> _Instructions to follow_: Each line below must be set down exactly; omit any image you find.

[Excerpts from a figure dataset]

● ● ● ●

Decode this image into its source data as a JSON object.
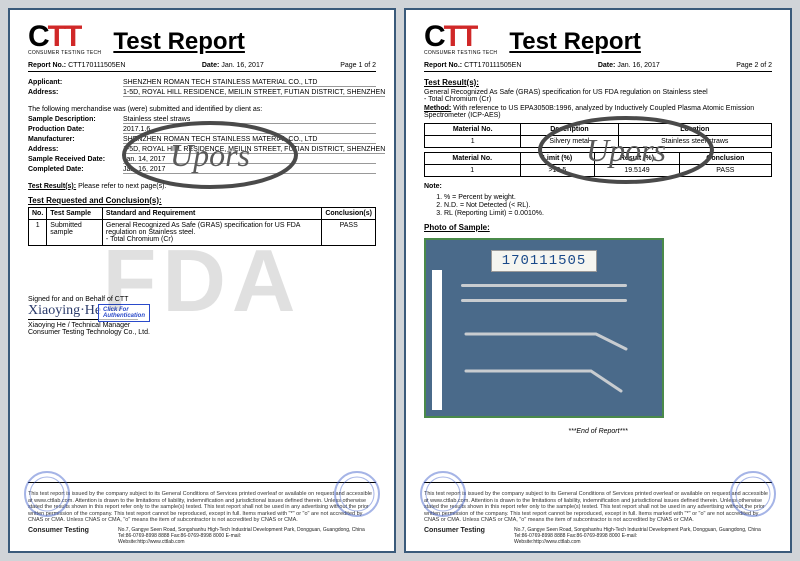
{
  "logo": {
    "main": "CTT",
    "sub": "CONSUMER TESTING TECH",
    "c_color": "#000000",
    "t_color": "#d02828"
  },
  "title": "Test Report",
  "watermark_p1": "FDA",
  "common": {
    "report_no_label": "Report No.:",
    "report_no": "CTT170111505EN",
    "date_label": "Date:",
    "date": "Jan. 16, 2017",
    "footer_company": "Consumer Testing",
    "footer_addr": "No.7, Gangye Seen Road, Songshanhu High-Tech Industrial Development Park, Dongguan, Guangdong, China",
    "footer_tel": "Tel:86-0769-8998 8888    Fax:86-0769-8998 8000    E-mail:",
    "footer_web": "Website:http://www.cttlab.com",
    "disclaimer": "This test report is issued by the company subject to its General Conditions of Services printed overleaf or available on request and accessible at www.cttlab.com. Attention is drawn to the limitations of liability, indemnification and jurisdictional issues defined therein. Unless otherwise stated the results shown in this report refer only to the sample(s) tested. This test report shall not be used in any advertising without the prior written permission of the company. This test report cannot be reproduced, except in full. Items marked with \"*\" or \"o\" are not accredited by CNAS or CMA. Unless CNAS or CMA, \"o\" means the item of subcontractor is not accredited by CNAS or CMA."
  },
  "p1": {
    "page": "Page 1 of 2",
    "applicant_label": "Applicant:",
    "applicant": "SHENZHEN ROMAN TECH STAINLESS MATERIAL CO., LTD",
    "address_label": "Address:",
    "address": "1-5D, ROYAL HILL RESIDENCE, MEILIN STREET, FUTIAN DISTRICT, SHENZHEN",
    "intro": "The following merchandise was (were) submitted and identified by client as:",
    "rows": [
      {
        "k": "Sample Description:",
        "v": "Stainless steel straws"
      },
      {
        "k": "Production Date:",
        "v": "2017.1.6"
      },
      {
        "k": "Manufacturer:",
        "v": "SHENZHEN ROMAN TECH STAINLESS MATERIAL CO., LTD"
      },
      {
        "k": "Address:",
        "v": "1-5D, ROYAL HILL RESIDENCE, MEILIN STREET, FUTIAN DISTRICT, SHENZHEN"
      },
      {
        "k": "Sample Received Date:",
        "v": "Jan. 14, 2017"
      },
      {
        "k": "Completed Date:",
        "v": "Jan. 16, 2017"
      }
    ],
    "results_label": "Test Result(s):",
    "results_text": "Please refer to next page(s).",
    "requested_label": "Test Requested and Conclusion(s):",
    "table_headers": [
      "No.",
      "Test Sample",
      "Standard and Requirement",
      "Conclusion(s)"
    ],
    "table_row": [
      "1",
      "Submitted sample",
      "General Recognized As Safe (GRAS) specification for US FDA regulation on Stainless steel.\n- Total Chromium (Cr)",
      "PASS"
    ],
    "signed_label": "Signed for and on Behalf of CTT",
    "signature": "Xiaoying·He",
    "signer_name": "Xiaoying He / Technical Manager",
    "signer_company": "Consumer Testing Technology Co., Ltd.",
    "auth_text": "Click For\nAuthentication"
  },
  "p2": {
    "page": "Page 2 of 2",
    "results_label": "Test Result(s):",
    "spec": "General Recognized As Safe (GRAS) specification for US FDA regulation on Stainless steel\n- Total Chromium (Cr)",
    "method_label": "Method:",
    "method": "With reference to US EPA3050B:1996, analyzed by Inductively Coupled Plasma Atomic Emission Spectrometer (ICP-AES)",
    "t1_headers": [
      "Material No.",
      "Description",
      "Location"
    ],
    "t1_row": [
      "1",
      "Silvery metal",
      "Stainless steel straws"
    ],
    "t2_headers": [
      "Material No.",
      "Limit (%)",
      "Result (%)",
      "Conclusion"
    ],
    "t2_row": [
      "1",
      ">10.5",
      "19.5149",
      "PASS"
    ],
    "note_label": "Note:",
    "notes": [
      "% = Percent by weight.",
      "N.D. = Not Detected (< RL).",
      "RL (Reporting Limit) = 0.0010%."
    ],
    "photo_label": "Photo of Sample:",
    "sample_id": "170111505",
    "end": "***End of Report***"
  },
  "stamp": {
    "text": "Upors",
    "color": "#5a5a5a",
    "stroke": "#4a4a4a"
  }
}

● ● ● ●

> _Result of this exercise_:
Decode this image into its source data as a JSON object.
{
  "logo": {
    "main": "CTT",
    "sub": "CONSUMER TESTING TECH",
    "c_color": "#000000",
    "t_color": "#d02828"
  },
  "title": "Test Report",
  "watermark_p1": "FDA",
  "common": {
    "report_no_label": "Report No.:",
    "report_no": "CTT170111505EN",
    "date_label": "Date:",
    "date": "Jan. 16, 2017",
    "footer_company": "Consumer Testing",
    "footer_addr": "No.7, Gangye Seen Road, Songshanhu High-Tech Industrial Development Park, Dongguan, Guangdong, China",
    "footer_tel": "Tel:86-0769-8998 8888    Fax:86-0769-8998 8000    E-mail:",
    "footer_web": "Website:http://www.cttlab.com",
    "disclaimer": "This test report is issued by the company subject to its General Conditions of Services printed overleaf or available on request and accessible at www.cttlab.com. Attention is drawn to the limitations of liability, indemnification and jurisdictional issues defined therein. Unless otherwise stated the results shown in this report refer only to the sample(s) tested. This test report shall not be used in any advertising without the prior written permission of the company. This test report cannot be reproduced, except in full. Items marked with \"*\" or \"o\" are not accredited by CNAS or CMA. Unless CNAS or CMA, \"o\" means the item of subcontractor is not accredited by CNAS or CMA."
  },
  "p1": {
    "page": "Page 1 of 2",
    "applicant_label": "Applicant:",
    "applicant": "SHENZHEN ROMAN TECH STAINLESS MATERIAL CO., LTD",
    "address_label": "Address:",
    "address": "1-5D, ROYAL HILL RESIDENCE, MEILIN STREET, FUTIAN DISTRICT, SHENZHEN",
    "intro": "The following merchandise was (were) submitted and identified by client as:",
    "rows": [
      {
        "k": "Sample Description:",
        "v": "Stainless steel straws"
      },
      {
        "k": "Production Date:",
        "v": "2017.1.6"
      },
      {
        "k": "Manufacturer:",
        "v": "SHENZHEN ROMAN TECH STAINLESS MATERIAL CO., LTD"
      },
      {
        "k": "Address:",
        "v": "1-5D, ROYAL HILL RESIDENCE, MEILIN STREET, FUTIAN DISTRICT, SHENZHEN"
      },
      {
        "k": "Sample Received Date:",
        "v": "Jan. 14, 2017"
      },
      {
        "k": "Completed Date:",
        "v": "Jan. 16, 2017"
      }
    ],
    "results_label": "Test Result(s):",
    "results_text": "Please refer to next page(s).",
    "requested_label": "Test Requested and Conclusion(s):",
    "table_headers": [
      "No.",
      "Test Sample",
      "Standard and Requirement",
      "Conclusion(s)"
    ],
    "table_row": [
      "1",
      "Submitted sample",
      "General Recognized As Safe (GRAS) specification for US FDA regulation on Stainless steel.\n- Total Chromium (Cr)",
      "PASS"
    ],
    "signed_label": "Signed for and on Behalf of CTT",
    "signature": "Xiaoying·He",
    "signer_name": "Xiaoying He / Technical Manager",
    "signer_company": "Consumer Testing Technology Co., Ltd.",
    "auth_text": "Click For\nAuthentication"
  },
  "p2": {
    "page": "Page 2 of 2",
    "results_label": "Test Result(s):",
    "spec": "General Recognized As Safe (GRAS) specification for US FDA regulation on Stainless steel\n- Total Chromium (Cr)",
    "method_label": "Method:",
    "method": "With reference to US EPA3050B:1996, analyzed by Inductively Coupled Plasma Atomic Emission Spectrometer (ICP-AES)",
    "t1_headers": [
      "Material No.",
      "Description",
      "Location"
    ],
    "t1_row": [
      "1",
      "Silvery metal",
      "Stainless steel straws"
    ],
    "t2_headers": [
      "Material No.",
      "Limit (%)",
      "Result (%)",
      "Conclusion"
    ],
    "t2_row": [
      "1",
      ">10.5",
      "19.5149",
      "PASS"
    ],
    "note_label": "Note:",
    "notes": [
      "% = Percent by weight.",
      "N.D. = Not Detected (< RL).",
      "RL (Reporting Limit) = 0.0010%."
    ],
    "photo_label": "Photo of Sample:",
    "sample_id": "170111505",
    "end": "***End of Report***"
  },
  "stamp": {
    "text": "Upors",
    "color": "#5a5a5a",
    "stroke": "#4a4a4a"
  }
}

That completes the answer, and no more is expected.